— Extracted entries —
-*-
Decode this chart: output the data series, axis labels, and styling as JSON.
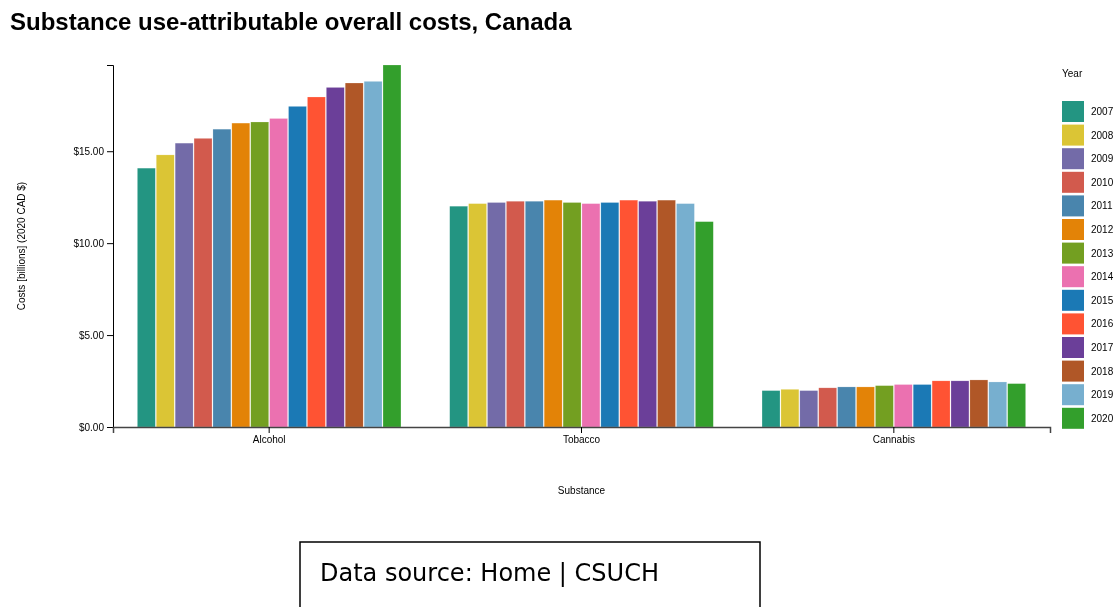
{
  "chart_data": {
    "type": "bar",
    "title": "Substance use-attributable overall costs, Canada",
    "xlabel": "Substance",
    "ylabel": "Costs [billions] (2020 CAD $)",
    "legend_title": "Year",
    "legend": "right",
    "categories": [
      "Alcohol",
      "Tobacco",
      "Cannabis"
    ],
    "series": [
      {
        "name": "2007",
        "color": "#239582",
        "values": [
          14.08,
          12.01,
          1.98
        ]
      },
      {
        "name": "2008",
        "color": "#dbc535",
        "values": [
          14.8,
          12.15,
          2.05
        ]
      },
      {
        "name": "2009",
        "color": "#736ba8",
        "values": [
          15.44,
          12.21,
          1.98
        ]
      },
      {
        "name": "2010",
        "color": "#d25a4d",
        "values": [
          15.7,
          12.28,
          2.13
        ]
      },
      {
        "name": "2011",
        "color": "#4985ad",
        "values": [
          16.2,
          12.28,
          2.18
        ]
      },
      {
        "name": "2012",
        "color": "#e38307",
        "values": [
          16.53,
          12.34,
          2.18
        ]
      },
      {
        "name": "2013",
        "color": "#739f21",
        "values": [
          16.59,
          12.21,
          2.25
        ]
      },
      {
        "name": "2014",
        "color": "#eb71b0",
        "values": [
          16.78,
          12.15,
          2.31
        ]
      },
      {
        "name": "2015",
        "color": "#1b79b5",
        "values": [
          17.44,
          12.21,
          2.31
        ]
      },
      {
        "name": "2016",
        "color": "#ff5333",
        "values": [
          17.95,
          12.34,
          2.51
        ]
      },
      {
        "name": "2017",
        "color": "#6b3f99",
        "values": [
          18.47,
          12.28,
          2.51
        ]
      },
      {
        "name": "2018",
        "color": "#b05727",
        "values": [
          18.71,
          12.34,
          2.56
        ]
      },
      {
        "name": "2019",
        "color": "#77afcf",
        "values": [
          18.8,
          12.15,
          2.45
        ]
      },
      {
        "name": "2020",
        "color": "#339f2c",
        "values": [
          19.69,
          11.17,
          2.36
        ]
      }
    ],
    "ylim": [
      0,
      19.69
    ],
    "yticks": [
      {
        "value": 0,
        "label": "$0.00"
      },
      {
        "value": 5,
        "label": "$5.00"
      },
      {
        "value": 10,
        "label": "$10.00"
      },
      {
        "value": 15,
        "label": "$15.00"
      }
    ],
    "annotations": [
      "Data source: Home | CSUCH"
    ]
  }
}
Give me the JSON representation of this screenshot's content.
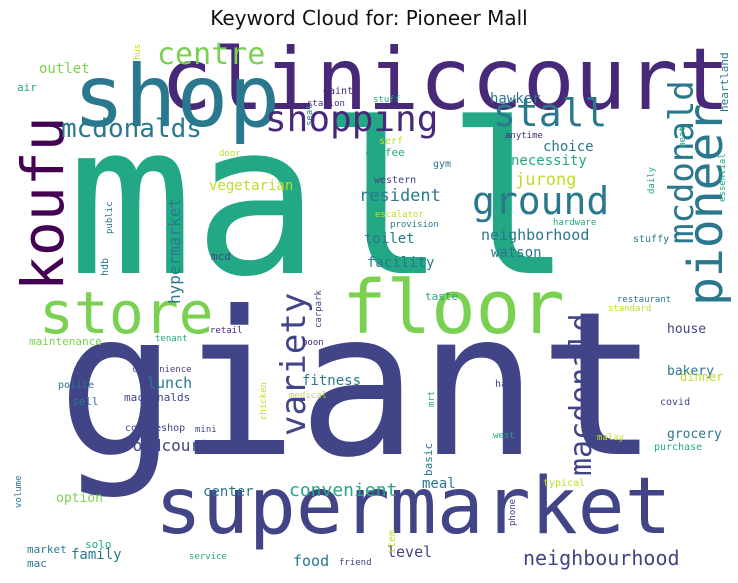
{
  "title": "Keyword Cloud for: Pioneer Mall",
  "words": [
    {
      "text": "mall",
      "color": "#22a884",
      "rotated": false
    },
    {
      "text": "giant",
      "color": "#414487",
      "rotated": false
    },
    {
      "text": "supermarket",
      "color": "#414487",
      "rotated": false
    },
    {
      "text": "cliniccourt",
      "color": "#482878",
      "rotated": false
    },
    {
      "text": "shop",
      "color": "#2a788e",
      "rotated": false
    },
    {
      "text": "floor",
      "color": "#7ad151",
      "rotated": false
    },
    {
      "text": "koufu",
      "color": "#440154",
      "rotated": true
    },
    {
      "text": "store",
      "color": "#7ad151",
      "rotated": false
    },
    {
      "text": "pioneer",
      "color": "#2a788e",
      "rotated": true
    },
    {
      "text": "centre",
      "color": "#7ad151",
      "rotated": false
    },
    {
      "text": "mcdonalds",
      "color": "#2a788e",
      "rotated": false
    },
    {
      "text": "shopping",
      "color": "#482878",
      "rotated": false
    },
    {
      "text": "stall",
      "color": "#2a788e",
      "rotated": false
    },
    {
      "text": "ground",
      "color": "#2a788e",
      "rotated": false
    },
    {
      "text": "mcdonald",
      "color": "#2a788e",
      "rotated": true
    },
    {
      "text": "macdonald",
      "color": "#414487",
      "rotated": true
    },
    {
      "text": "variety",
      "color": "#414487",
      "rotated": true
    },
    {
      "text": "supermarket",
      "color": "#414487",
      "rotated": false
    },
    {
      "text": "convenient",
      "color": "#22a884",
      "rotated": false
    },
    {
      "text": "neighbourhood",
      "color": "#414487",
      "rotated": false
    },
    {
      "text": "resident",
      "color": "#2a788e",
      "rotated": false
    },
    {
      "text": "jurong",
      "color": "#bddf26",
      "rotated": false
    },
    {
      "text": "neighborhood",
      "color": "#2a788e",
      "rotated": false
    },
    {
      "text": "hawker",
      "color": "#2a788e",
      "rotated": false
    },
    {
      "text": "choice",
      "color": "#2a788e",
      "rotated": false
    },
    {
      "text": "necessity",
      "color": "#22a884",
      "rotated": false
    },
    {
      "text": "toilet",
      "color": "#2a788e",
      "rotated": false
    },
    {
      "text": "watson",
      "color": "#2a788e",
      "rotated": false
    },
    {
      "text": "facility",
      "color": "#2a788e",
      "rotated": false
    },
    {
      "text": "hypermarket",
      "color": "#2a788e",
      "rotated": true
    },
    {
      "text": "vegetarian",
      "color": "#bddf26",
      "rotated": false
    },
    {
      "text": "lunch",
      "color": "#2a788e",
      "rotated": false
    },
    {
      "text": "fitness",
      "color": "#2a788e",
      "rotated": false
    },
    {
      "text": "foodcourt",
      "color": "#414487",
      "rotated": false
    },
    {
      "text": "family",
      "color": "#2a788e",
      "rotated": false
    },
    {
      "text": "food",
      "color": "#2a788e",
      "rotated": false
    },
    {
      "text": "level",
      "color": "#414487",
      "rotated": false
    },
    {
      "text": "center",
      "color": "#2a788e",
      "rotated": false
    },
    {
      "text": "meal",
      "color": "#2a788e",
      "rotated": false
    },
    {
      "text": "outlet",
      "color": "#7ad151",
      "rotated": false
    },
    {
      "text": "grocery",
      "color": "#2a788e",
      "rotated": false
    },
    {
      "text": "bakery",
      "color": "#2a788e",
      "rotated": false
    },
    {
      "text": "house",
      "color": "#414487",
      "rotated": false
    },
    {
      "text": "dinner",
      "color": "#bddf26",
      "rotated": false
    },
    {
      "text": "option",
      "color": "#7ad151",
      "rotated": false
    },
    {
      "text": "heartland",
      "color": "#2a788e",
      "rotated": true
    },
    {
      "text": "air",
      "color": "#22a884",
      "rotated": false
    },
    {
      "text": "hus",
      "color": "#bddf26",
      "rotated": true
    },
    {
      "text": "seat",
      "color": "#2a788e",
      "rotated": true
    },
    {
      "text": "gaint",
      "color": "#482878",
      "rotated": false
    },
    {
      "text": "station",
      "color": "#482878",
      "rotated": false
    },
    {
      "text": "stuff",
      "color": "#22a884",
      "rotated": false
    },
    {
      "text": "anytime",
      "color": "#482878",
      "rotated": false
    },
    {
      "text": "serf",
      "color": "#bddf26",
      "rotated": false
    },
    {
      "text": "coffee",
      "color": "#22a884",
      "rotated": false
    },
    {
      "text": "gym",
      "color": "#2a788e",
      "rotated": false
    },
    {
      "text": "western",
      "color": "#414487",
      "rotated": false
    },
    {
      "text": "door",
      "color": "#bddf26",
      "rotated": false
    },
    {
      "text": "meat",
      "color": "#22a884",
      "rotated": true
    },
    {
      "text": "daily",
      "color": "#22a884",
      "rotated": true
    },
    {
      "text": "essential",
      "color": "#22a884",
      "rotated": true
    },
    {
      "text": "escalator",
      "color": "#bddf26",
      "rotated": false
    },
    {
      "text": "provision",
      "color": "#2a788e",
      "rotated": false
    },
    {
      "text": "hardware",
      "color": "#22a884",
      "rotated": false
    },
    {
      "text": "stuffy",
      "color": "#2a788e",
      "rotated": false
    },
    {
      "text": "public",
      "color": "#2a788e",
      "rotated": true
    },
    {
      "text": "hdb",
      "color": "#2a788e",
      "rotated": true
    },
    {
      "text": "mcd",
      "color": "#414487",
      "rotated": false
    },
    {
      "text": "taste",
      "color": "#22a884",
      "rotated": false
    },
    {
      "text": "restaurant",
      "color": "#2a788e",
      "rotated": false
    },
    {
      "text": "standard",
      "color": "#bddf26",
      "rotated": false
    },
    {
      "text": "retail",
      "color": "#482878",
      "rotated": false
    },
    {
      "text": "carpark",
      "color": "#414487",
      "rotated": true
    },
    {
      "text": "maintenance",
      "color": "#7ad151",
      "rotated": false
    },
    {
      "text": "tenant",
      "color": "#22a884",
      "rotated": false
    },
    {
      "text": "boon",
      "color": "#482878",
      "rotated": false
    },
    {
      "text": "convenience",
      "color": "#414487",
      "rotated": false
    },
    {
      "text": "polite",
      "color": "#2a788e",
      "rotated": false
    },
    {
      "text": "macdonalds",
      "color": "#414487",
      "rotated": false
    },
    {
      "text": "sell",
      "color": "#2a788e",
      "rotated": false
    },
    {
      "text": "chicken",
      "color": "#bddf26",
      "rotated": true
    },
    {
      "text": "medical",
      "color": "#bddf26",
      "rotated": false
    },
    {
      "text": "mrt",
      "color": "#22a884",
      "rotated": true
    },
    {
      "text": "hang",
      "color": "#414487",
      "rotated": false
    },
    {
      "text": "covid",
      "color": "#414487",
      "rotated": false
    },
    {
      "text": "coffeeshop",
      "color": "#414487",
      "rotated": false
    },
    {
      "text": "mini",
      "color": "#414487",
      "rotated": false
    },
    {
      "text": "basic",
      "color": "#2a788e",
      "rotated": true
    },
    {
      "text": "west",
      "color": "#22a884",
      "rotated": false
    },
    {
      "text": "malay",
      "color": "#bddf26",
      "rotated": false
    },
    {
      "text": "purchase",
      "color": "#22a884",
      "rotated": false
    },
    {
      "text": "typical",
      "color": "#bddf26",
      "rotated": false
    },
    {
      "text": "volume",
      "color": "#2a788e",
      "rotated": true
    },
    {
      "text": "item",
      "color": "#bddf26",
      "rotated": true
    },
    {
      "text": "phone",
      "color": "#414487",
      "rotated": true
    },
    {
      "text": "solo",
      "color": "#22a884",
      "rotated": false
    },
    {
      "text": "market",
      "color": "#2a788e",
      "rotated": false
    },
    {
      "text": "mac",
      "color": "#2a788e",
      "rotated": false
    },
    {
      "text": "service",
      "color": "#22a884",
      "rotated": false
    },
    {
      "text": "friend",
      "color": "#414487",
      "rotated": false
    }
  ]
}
-*-
— What you are asked to do —
Search the records for the word "series". Copy every line that has it.

— Answer to the problem —
Decode this chart: output the data series, axis labels, and styling as JSON.
    "series": [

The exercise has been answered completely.